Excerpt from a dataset

──────────

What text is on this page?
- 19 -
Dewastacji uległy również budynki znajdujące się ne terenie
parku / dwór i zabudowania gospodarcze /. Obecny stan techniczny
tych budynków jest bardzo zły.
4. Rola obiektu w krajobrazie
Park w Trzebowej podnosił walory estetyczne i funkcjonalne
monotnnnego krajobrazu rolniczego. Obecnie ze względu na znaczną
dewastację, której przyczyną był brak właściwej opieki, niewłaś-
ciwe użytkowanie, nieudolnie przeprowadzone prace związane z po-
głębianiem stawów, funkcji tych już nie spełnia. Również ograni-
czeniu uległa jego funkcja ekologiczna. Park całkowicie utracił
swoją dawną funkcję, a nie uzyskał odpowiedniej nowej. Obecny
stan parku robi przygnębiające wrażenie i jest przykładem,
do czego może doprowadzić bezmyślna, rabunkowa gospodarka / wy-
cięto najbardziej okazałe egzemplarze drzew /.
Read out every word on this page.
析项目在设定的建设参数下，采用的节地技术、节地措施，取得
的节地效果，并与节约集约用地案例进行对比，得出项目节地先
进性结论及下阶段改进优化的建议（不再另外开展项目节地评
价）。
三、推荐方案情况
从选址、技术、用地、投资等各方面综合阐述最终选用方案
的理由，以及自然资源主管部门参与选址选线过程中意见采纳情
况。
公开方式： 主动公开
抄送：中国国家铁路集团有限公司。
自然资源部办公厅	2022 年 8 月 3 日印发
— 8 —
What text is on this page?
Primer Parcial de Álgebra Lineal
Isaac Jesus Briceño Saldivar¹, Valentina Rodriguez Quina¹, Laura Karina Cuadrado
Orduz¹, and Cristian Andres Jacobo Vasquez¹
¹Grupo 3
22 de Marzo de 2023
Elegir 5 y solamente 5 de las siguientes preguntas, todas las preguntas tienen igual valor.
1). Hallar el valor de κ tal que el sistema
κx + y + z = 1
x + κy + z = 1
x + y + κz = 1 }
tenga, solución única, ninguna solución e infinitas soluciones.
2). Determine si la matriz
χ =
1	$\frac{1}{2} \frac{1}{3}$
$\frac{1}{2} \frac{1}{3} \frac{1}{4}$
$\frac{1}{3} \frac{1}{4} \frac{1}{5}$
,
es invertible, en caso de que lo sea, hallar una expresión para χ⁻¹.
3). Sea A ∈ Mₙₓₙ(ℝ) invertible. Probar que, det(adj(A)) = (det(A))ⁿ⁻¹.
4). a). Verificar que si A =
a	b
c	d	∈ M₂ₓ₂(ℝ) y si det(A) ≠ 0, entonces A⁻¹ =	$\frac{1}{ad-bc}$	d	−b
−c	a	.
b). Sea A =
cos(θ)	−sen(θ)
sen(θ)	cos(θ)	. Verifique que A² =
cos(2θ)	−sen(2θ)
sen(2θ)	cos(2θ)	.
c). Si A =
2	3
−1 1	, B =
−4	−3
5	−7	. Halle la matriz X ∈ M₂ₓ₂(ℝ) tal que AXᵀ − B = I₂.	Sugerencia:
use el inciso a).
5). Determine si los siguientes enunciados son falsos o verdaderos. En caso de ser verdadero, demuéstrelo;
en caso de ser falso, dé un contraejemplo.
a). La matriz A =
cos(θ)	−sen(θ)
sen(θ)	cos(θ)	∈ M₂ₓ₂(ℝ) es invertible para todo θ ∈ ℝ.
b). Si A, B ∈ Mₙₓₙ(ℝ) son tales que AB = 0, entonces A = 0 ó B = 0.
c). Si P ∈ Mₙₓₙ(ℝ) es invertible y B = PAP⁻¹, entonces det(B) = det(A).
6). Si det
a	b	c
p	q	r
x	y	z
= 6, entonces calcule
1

──────────

Using the records above, pull out each line where the word "Determine" occurs.

2). Determine si la matriz
5). Determine si los siguientes enunciados son falsos o verdaderos. En caso de ser verdadero, demuéstrelo;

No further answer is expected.